*** DOCUMENT TEXT Section Begins ***

Interview: Meet CLIENT-DIDS team!

CLIENT-DIDS project will expand on an idea called “client-managed secret mode”, which offers a clean separation of key management operations and DID operations. With this approach, wallets can simply manage keys, and communicate with a Universal Registrar service for the purpose of creating DIDs. Some early design and implementation work of this idea exists, but it needs to be completed for the most popular DID methods such as did:indy, did:ebsi, did:ion, did:web, etc.
Learn more about the latest advancements of this team in the interview below.

Can you briefly present your team?

Danube Tech, the entity behind this project, is based in Vienna, Austria. All our team members have been working on decentralized identity topics for multiple years. We have a long history and track record in the decentralized identity space and have contributed to relevant ideas and technologies for a long time, for example as frequent participants and contributors to events such as the Rebooting-the-Web-of-Trust workshops and Internet Identity Workshops. We are also active in the World Wide Web Consortium (W3C), the Decentralized Identity Foundation (DIF), and Trust-over-IP Foundation (ToIP), where we have worked on the Decentralized Identifiers standard and other topics.

*** DOCUMENT TEXT Section Ends ***
*** EXCERPTED RECORDS Section Begins ***

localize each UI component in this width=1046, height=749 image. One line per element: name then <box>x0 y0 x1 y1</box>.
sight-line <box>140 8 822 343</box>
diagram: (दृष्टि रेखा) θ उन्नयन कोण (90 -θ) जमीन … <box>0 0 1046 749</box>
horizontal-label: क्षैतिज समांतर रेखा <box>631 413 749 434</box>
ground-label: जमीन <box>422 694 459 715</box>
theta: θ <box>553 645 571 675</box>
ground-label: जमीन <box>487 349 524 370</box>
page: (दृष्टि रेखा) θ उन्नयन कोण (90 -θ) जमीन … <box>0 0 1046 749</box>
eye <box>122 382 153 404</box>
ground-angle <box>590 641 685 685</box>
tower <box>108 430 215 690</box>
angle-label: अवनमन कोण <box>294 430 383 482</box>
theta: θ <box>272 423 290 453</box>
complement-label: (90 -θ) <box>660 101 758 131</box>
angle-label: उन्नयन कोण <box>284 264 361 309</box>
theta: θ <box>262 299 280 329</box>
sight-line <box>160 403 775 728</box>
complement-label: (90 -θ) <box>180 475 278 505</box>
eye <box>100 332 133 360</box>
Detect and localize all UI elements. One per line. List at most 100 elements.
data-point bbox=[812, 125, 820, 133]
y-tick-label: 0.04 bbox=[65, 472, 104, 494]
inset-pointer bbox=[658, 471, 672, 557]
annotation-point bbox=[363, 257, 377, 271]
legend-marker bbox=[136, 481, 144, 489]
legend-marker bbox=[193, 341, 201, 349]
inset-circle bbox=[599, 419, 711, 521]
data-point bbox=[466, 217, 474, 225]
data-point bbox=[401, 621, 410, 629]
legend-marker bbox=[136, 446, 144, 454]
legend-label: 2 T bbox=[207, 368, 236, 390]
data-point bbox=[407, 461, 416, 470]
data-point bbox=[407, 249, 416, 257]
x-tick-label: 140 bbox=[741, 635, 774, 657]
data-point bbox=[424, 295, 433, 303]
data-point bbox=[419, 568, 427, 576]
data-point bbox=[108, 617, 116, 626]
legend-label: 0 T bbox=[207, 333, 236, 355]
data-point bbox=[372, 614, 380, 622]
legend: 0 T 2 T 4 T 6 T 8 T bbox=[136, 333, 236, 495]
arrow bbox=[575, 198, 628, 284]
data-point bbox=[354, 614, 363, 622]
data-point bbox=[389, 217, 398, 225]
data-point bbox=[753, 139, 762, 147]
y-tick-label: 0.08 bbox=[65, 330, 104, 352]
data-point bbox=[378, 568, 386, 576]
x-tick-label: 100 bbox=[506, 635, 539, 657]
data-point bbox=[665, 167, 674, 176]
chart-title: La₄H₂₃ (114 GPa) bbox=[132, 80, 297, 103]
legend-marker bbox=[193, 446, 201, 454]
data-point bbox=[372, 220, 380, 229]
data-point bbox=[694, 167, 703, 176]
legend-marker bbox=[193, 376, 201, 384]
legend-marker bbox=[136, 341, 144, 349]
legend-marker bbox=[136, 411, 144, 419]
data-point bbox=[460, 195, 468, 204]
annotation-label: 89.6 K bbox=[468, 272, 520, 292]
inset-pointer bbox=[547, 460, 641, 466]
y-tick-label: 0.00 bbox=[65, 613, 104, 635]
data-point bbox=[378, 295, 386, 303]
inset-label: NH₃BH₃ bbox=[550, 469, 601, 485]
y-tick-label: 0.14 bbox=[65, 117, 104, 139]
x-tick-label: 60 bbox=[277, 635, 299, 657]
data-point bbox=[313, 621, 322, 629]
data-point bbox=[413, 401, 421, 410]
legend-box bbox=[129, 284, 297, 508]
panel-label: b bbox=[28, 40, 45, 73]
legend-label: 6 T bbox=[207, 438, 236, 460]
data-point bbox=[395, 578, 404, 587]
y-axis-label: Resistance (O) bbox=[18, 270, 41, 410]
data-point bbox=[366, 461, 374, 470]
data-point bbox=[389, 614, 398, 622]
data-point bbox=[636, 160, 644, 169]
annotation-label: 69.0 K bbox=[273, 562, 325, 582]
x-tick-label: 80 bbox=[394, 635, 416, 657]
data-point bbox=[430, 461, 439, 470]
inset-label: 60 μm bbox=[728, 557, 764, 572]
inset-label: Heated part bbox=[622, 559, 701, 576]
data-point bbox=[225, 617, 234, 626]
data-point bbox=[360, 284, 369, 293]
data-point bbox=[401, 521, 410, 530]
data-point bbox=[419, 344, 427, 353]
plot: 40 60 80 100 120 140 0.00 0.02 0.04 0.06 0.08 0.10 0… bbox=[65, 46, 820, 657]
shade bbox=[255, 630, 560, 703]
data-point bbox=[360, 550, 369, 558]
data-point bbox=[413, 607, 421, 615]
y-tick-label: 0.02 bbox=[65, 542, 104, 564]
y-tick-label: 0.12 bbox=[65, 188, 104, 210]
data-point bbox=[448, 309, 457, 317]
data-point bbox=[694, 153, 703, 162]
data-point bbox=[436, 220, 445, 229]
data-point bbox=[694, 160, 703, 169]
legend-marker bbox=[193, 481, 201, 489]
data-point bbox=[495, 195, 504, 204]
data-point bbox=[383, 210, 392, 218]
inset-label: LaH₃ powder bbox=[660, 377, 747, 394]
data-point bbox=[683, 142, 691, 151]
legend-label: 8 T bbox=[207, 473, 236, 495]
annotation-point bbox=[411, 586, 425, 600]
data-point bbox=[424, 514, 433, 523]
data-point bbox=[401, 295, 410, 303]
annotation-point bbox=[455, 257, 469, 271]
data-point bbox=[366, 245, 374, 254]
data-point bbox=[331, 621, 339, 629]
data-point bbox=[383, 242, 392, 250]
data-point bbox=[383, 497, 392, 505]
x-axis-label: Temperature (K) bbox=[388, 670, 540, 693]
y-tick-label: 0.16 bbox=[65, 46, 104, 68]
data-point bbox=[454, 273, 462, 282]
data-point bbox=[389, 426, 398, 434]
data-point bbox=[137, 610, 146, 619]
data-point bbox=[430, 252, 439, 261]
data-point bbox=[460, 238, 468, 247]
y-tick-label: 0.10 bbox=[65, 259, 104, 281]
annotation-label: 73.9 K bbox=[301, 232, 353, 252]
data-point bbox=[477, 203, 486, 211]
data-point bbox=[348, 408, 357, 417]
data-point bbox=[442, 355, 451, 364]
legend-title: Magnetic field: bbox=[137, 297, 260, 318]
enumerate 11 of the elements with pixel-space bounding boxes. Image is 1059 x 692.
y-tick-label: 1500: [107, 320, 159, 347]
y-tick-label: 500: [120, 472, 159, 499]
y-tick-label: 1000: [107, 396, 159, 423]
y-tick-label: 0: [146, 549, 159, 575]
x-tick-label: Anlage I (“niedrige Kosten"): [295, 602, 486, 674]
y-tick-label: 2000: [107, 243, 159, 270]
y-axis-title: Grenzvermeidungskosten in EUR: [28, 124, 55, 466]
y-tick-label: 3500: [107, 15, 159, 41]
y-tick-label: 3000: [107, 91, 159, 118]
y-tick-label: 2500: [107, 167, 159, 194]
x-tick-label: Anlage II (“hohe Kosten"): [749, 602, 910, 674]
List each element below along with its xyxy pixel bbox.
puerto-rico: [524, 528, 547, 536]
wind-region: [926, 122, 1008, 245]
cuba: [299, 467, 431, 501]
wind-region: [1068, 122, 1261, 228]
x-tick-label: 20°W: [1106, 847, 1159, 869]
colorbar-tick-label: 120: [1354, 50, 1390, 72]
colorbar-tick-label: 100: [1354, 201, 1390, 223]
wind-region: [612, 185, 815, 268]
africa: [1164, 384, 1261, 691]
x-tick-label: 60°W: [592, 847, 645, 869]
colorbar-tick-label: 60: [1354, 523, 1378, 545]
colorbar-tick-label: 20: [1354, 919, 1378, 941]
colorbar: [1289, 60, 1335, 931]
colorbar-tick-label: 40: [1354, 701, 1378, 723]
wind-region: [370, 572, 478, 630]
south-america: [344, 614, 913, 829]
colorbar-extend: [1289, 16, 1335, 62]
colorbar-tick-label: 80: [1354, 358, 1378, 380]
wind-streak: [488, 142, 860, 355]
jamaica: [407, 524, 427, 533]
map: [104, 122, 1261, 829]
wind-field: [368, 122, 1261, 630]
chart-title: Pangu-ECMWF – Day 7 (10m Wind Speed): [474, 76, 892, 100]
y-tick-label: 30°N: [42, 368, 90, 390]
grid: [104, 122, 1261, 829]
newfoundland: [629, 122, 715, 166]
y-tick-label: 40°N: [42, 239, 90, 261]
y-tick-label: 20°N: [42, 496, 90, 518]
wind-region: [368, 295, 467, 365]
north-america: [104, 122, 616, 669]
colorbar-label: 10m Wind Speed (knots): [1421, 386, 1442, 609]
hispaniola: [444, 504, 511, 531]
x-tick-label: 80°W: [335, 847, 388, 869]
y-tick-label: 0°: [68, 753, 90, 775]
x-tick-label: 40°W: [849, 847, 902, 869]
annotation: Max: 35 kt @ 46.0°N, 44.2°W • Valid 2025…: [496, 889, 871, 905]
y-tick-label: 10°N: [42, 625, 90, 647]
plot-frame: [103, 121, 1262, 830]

*** EXCERPTED RECORDS Section Ends ***

- INSTRUCTIONS
1/ In the CLIENT-DIDS interview, how does client-managed secret mode change what wallets have to do, and what feature of the approach makes this possible?
2/ Reproduce the CLIENT-DIDS interview word for word between "Interview: Meet CLIENT-DIDS" and "did:ion, did:web, etc.", inclusive.

- ANSWERS BY ITEM NUMBER
1/ Wallets only need to manage keys and communicate with a Universal Registrar service to create DIDs. This is possible because client-managed secret mode cleanly separates key management operations from DID operations.

2/
Interview: Meet CLIENT-DIDS team!

CLIENT-DIDS project will expand on an idea called “client-managed secret mode”, which offers a clean separation of key management operations and DID operations. With this approach, wallets can simply manage keys, and communicate with a Universal Registrar service for the purpose of creating DIDs. Some early design and implementation work of this idea exists, but it needs to be completed for the most popular DID methods such as did:indy, did:ebsi, did:ion, did:web, etc.